**Goal**
Reproduce word for word the part of the Henry Barba article below, starting at "He was assigned" and ending at "for Kodiak Island.".

**Reading text**
· · · ·

According to Zeidman, she didn’t hear Barba complain once about feeling any pain in his hip. He was too busy having fun!
For the past eight years, Zeidman and Roe have been working on getting Barba honored at a Dodger game. By chance, Zeidman ran into a sports agent who happened to be best friends with the Dodgers team owner.
Barba was able to sit between home plate and third base. He even brought his childhood leather baseball glove, just in case he needed it.
Here is more on Henry Barba’s story as a United States Army Veteran:
Barba was born 108 years ago, on Oct. 19, 1913, in a home that still stands in Santa Margarita.
Like most in the area at the time, Barba grew up farming and ranching.
In 1940 Barba was drafted into the U.S. Army. When he heard he was drafted, it was no surprise. All he thought was, “Well,… this is it.”
Then Barba headed to basic training at Camp McQuaid in Watsonville, CA.
He was assigned to the 250th Coast Artillery Battery G, also known as the Glamour Boys, and off he went to Kodiak Island, Alaska.
Despite the cold, life in Kodiak wasn’t so bad. The troops lived in tents, but coffee was always hot, and they got three square meals a day.
In 1941 it was declared that anyone ages 29 and older were to be sent back to Seattle and discharged. Barba just missed the cut being 28 years old at the time. It turned out it didn’t matter anyway because then, on Dec. 7, 1941, Pearl Harbor was bombed.
The boat turned around and headed back for Kodiak Island.
One of Barba’s duties was the spotlight. At night he would scan for enemy aircraft or their artillery. The only thing was if he did spot an enemy, all anyone had were wooden guns!
The island had no cannons, just wood phone poles made to look like guns and decoy airplanes. There were only five rifles on the entire island!
When the war finally ended in Europe, Barba felt happy and proud. When the war ended in the Pacific, where his brothers and friends were stationed, he was elated.
Barba and many others who were in the military at the time knew Japan was ready to fight for ten years on their homefront. According to Barba, the U.S. anticipated so many deaths in the Pacific and had so many Purple Heart medals made that they are still giving out medals from the same batch made in WWII.
Henry Barba made it through WWII unscathed. But that wasn’t the case for many of his family and friends who saw the many horrors in the Pacific and Europe.
One friend, Joe McKuzick, a Santa Margarita native, survived the Bataan Death March. Barba’s grandson Daniel Barba remembers hearing Joe talk about the horrors of the march.
And another Santa Margarita friend, Frank Oster, who made it back from Europe.
But two boys from the Pozo area did not come back alive.
Charles R Vaca, CPL 363 Infantry, Apr. 19, 1923 – July 9, 1944, and David L Vaca, PFC 363 Infantry, Aug. 10, 1923 – September 14, 1944, both died at the age of 21 in Sicily right before the end of WWII. Both are buried in the Santa Margarita Cemetery.
It is a privilege to talk to someone like Barba. Many of us take someone like him for granted these days. And I hope that even after Veteran’s Day, we can appreciate people like Henry Barba a bit more.

· · · ·

**Source excerpt**

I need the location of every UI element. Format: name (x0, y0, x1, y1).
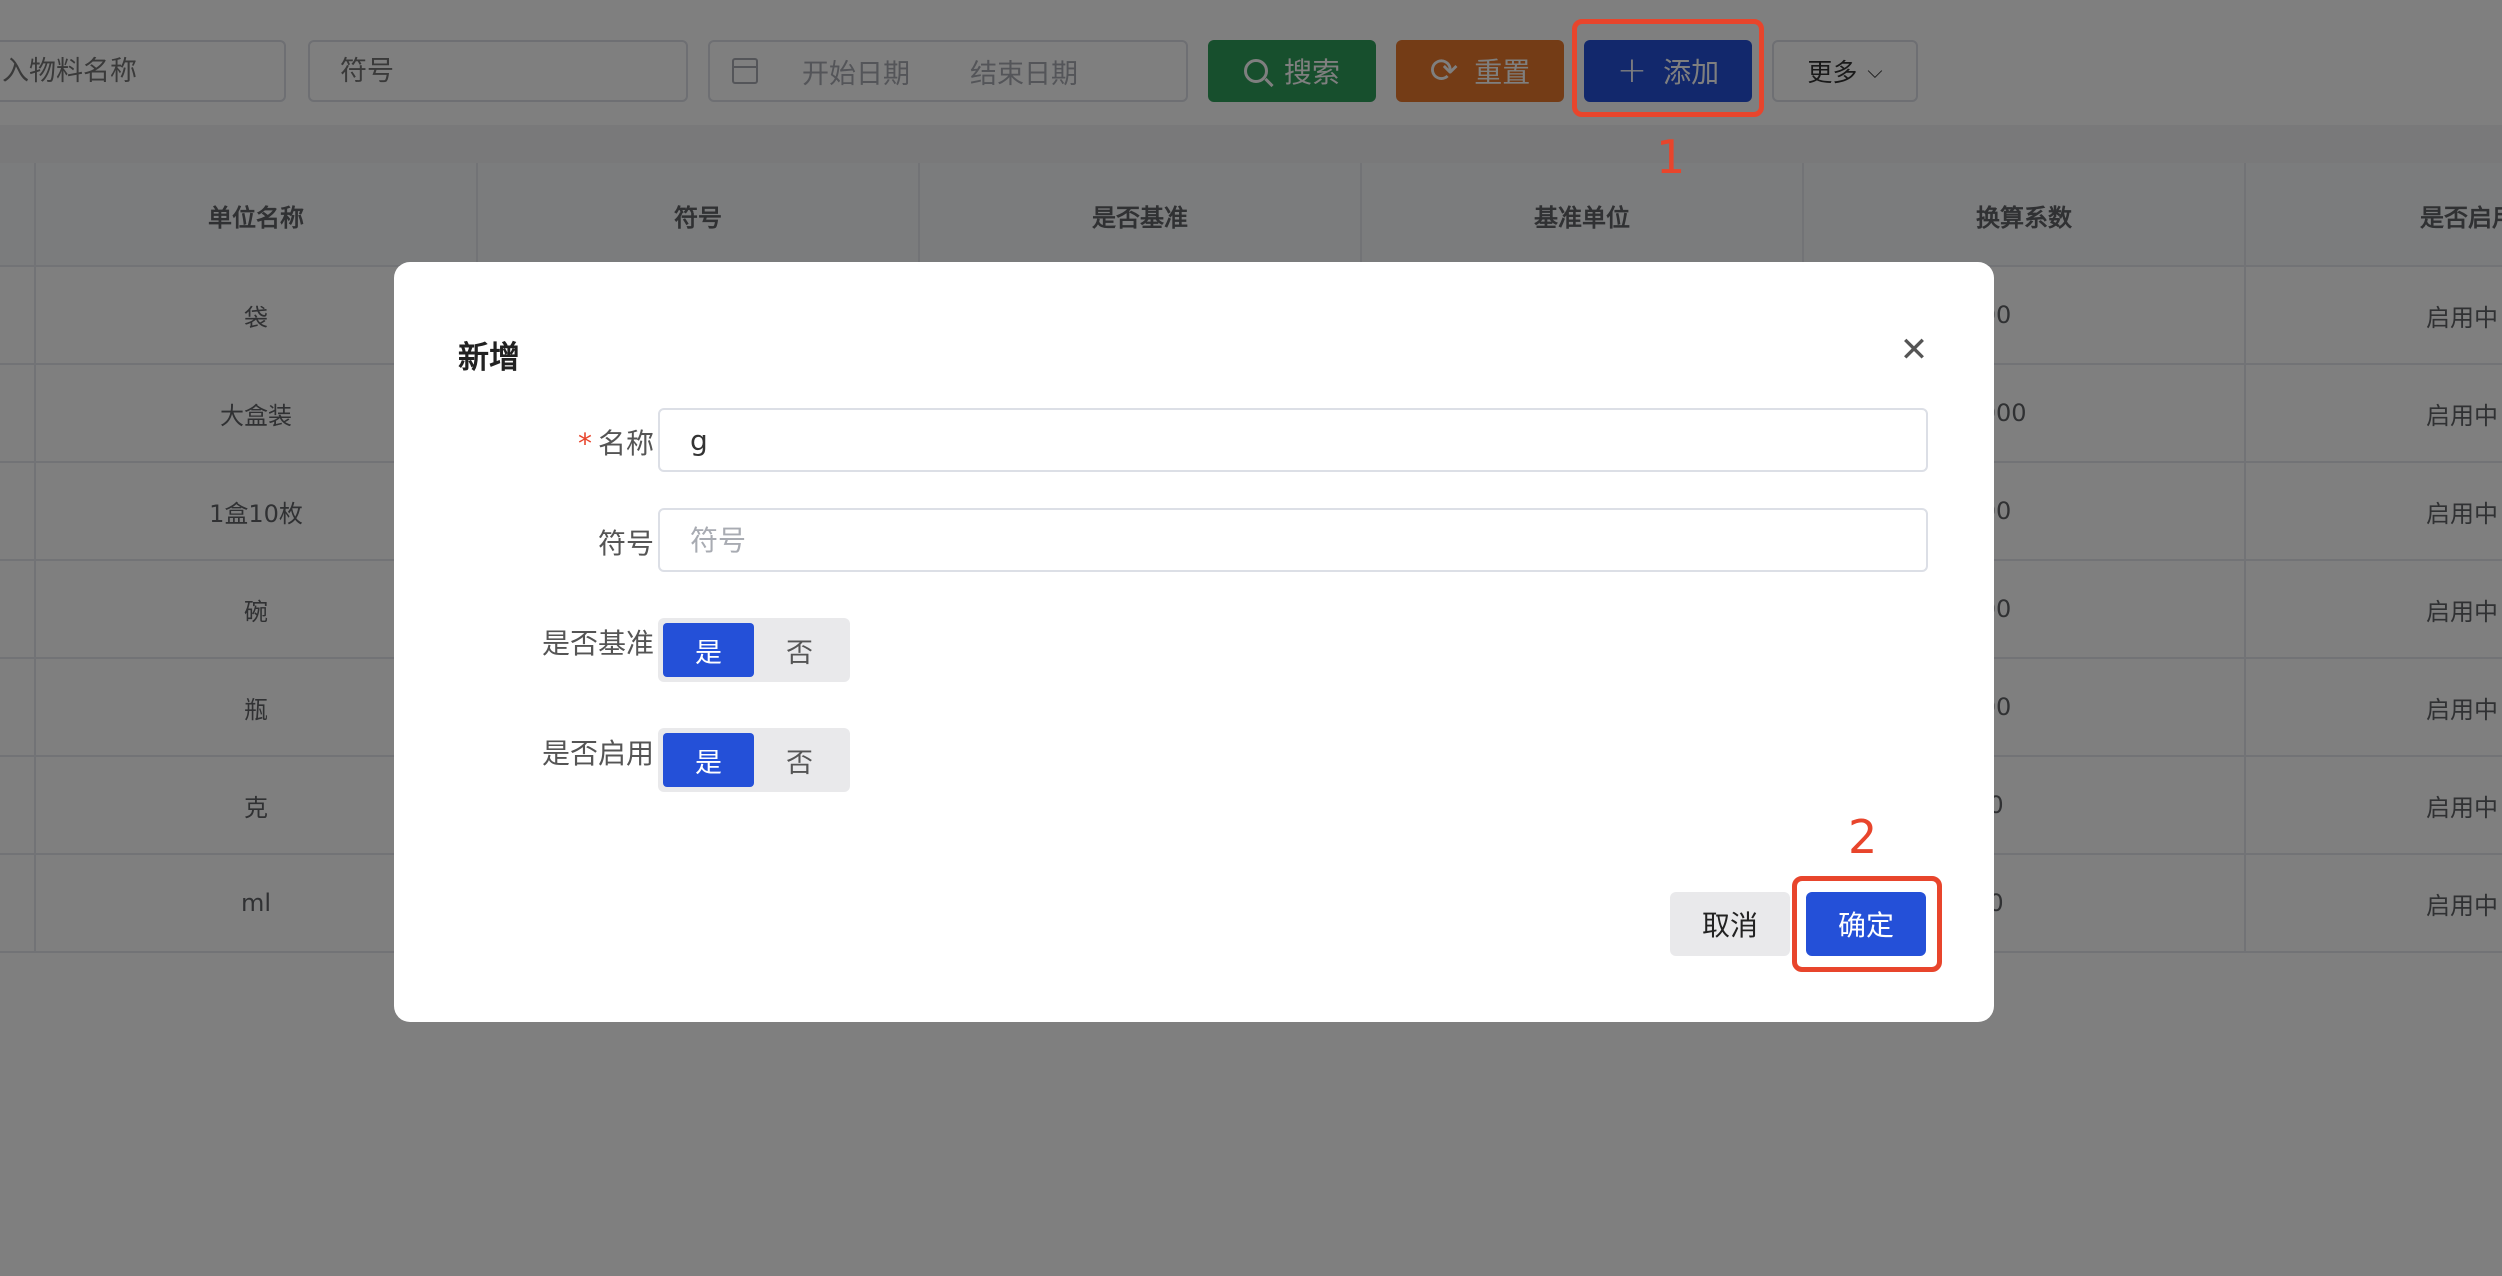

· · · ·

**Response**
He was assigned to the 250th Coast Artillery Battery G, also known as the Glamour Boys, and off he went to Kodiak Island, Alaska.
Despite the cold, life in Kodiak wasn’t so bad. The troops lived in tents, but coffee was always hot, and they got three square meals a day.
In 1941 it was declared that anyone ages 29 and older were to be sent back to Seattle and discharged. Barba just missed the cut being 28 years old at the time. It turned out it didn’t matter anyway because then, on Dec. 7, 1941, Pearl Harbor was bombed.
The boat turned around and headed back for Kodiak Island.